== PROVIDED RECORDS ==
|---|

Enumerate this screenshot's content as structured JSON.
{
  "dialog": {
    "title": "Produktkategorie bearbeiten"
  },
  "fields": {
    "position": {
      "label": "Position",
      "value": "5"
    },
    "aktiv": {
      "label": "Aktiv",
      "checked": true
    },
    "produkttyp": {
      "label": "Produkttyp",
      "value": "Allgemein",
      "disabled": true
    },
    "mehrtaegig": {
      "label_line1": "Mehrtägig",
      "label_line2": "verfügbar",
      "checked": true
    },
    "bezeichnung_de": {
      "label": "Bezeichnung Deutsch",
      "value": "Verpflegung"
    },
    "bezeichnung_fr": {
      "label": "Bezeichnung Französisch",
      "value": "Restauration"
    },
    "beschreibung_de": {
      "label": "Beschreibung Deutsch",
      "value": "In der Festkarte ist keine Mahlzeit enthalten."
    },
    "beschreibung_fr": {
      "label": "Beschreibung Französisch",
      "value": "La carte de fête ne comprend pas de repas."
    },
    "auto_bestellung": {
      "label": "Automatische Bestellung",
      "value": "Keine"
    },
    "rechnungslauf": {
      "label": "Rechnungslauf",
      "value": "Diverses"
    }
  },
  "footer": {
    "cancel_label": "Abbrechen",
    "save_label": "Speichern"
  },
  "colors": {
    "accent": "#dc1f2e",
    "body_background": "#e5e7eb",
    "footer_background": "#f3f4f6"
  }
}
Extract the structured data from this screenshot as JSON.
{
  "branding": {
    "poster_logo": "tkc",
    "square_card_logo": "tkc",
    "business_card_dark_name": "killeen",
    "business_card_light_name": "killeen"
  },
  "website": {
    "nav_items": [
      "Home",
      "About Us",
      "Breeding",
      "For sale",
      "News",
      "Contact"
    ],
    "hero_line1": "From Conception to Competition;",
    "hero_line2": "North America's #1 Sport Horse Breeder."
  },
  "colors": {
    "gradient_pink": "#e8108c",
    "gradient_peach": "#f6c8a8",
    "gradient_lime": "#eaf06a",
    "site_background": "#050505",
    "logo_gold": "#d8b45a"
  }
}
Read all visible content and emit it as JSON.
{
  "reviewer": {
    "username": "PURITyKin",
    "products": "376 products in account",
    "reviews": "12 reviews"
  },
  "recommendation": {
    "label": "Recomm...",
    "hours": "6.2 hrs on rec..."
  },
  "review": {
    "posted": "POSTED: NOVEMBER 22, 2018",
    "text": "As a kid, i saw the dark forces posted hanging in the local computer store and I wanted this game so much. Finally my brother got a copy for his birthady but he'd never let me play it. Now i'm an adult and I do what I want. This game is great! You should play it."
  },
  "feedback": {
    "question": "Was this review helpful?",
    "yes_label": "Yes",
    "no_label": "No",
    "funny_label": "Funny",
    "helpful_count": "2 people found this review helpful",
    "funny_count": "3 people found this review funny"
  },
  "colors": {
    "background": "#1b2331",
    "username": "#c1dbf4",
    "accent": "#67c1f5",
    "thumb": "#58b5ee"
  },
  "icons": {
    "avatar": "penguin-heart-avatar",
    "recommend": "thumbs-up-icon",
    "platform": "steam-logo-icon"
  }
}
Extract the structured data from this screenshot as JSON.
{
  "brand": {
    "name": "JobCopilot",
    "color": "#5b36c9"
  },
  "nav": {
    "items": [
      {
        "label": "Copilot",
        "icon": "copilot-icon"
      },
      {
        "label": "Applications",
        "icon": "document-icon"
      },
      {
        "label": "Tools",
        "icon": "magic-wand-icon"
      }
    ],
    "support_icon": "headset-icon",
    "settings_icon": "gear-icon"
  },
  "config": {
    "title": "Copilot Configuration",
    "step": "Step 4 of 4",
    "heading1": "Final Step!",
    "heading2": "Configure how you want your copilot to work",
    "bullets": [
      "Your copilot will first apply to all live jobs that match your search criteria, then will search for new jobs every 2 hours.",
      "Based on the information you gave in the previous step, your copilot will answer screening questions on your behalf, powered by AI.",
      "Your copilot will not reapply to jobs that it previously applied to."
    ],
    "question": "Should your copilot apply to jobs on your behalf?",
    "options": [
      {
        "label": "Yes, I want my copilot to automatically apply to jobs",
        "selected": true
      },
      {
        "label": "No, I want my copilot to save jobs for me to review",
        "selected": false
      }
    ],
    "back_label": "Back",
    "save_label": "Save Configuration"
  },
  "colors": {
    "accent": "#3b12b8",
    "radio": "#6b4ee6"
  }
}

|---|

== WRITTEN INSTRUCTION ==
In the records above, locate the lines holding the word "helpful". Copy each of them.

== EXERCISE SOLUTION ==
    "question": "Was this review helpful?",
    "helpful_count": "2 people found this review helpful",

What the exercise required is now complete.